## begin
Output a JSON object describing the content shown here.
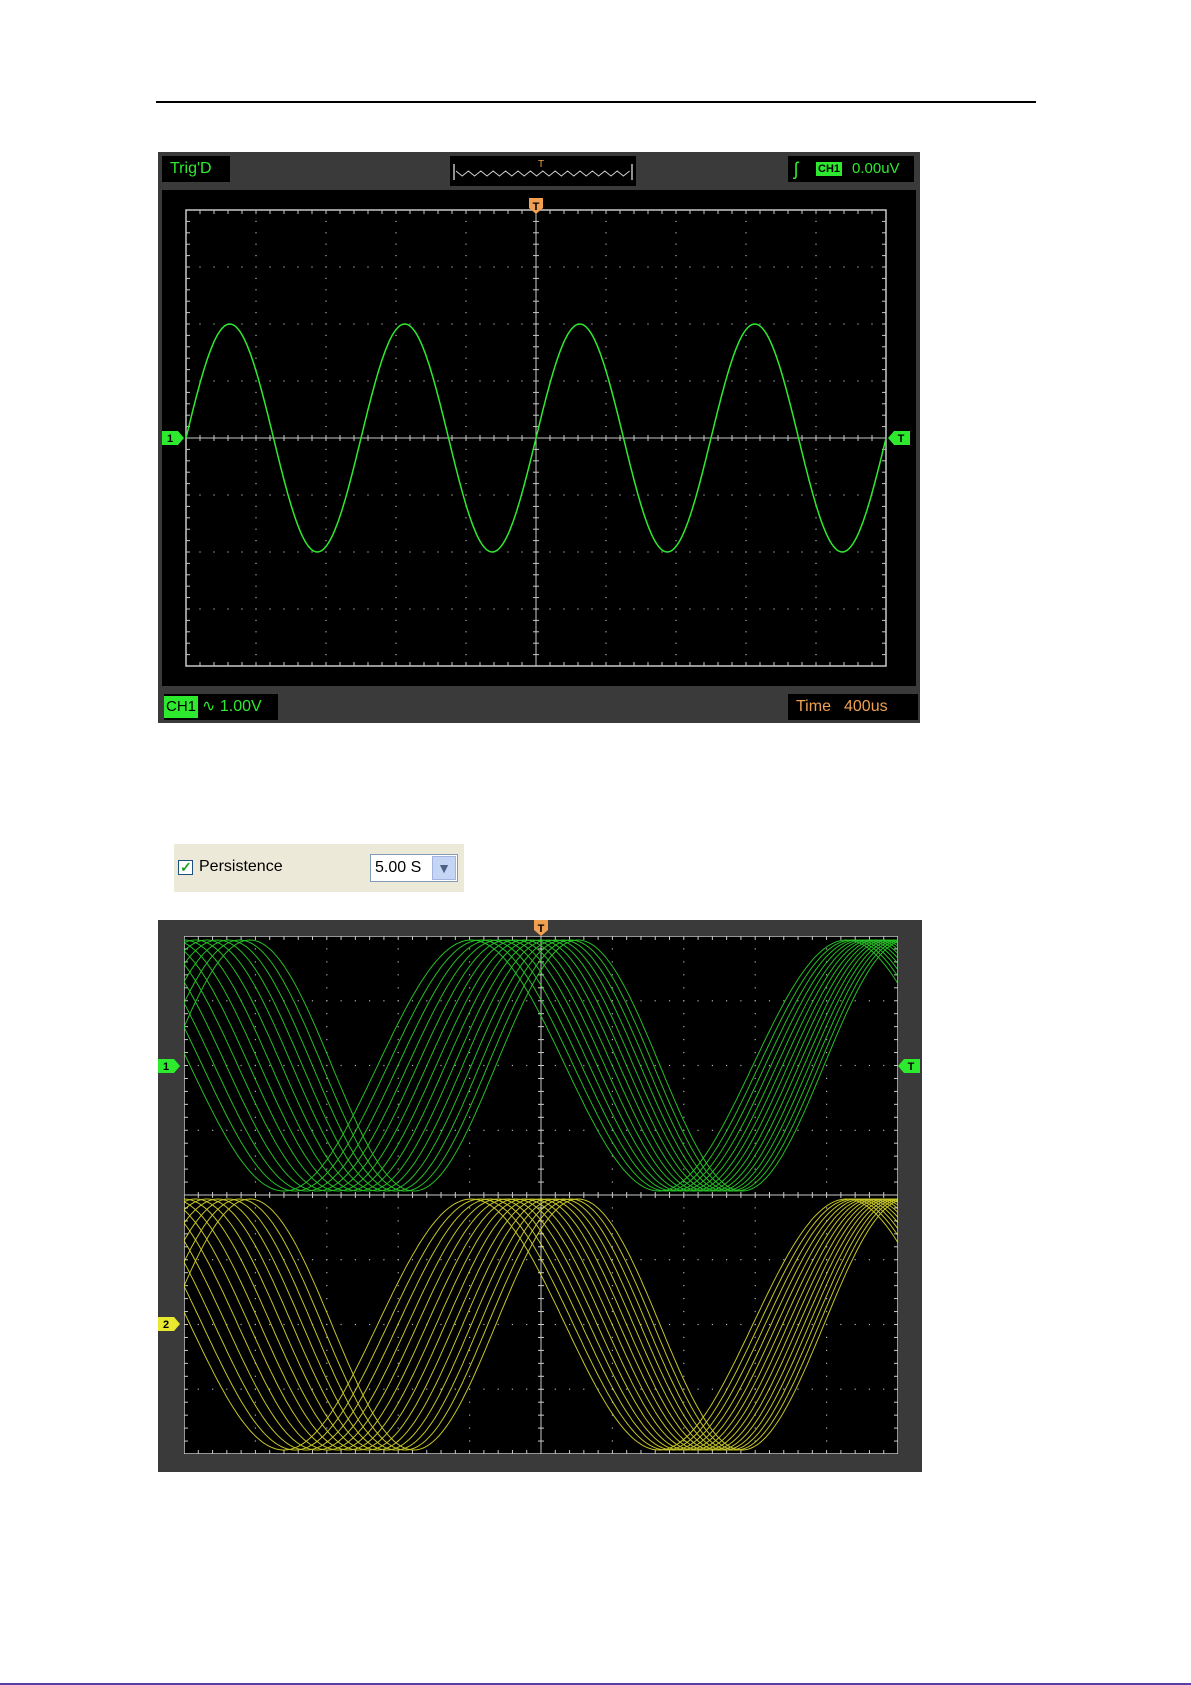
{
  "scope1": {
    "trigger_status": "Trig'D",
    "timeline_marker": "T",
    "trigger_channel": "CH1",
    "trigger_level": "0.00uV",
    "trigger_position_marker": "T",
    "ch1_marker": "1",
    "trigger_level_marker": "T",
    "channel_label": "CH1",
    "coupling_symbol": "∿",
    "volts_per_div": "1.00V",
    "time_label": "Time",
    "time_per_div": "400us",
    "trace_color": "#2eea2e"
  },
  "persistence": {
    "checked": true,
    "label": "Persistence",
    "value": "5.00 S",
    "dropdown_icon": "chevron-down-icon"
  },
  "scope2": {
    "trigger_position_marker": "T",
    "ch1_marker": "1",
    "ch2_marker": "2",
    "trigger_level_marker": "T",
    "ch1_color": "#2ee02e",
    "ch2_color": "#e8e830"
  },
  "colors": {
    "grid_dot": "#b0b0b0",
    "frame": "#3a3a3a",
    "trigger_orange": "#f0a050"
  }
}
## end
> **Aim**:
Exclude the images, then output the data above word for word.

> **Exercise solution**:
Output a JSON object describing the content shown here.
{
  "scope1": {
    "trigger_status": "Trig'D",
    "timeline_marker": "T",
    "trigger_channel": "CH1",
    "trigger_level": "0.00uV",
    "trigger_position_marker": "T",
    "ch1_marker": "1",
    "trigger_level_marker": "T",
    "channel_label": "CH1",
    "coupling_symbol": "∿",
    "volts_per_div": "1.00V",
    "time_label": "Time",
    "time_per_div": "400us",
    "trace_color": "#2eea2e"
  },
  "persistence": {
    "checked": true,
    "label": "Persistence",
    "value": "5.00 S",
    "dropdown_icon": "chevron-down-icon"
  },
  "scope2": {
    "trigger_position_marker": "T",
    "ch1_marker": "1",
    "ch2_marker": "2",
    "trigger_level_marker": "T",
    "ch1_color": "#2ee02e",
    "ch2_color": "#e8e830"
  },
  "colors": {
    "grid_dot": "#b0b0b0",
    "frame": "#3a3a3a",
    "trigger_orange": "#f0a050"
  }
}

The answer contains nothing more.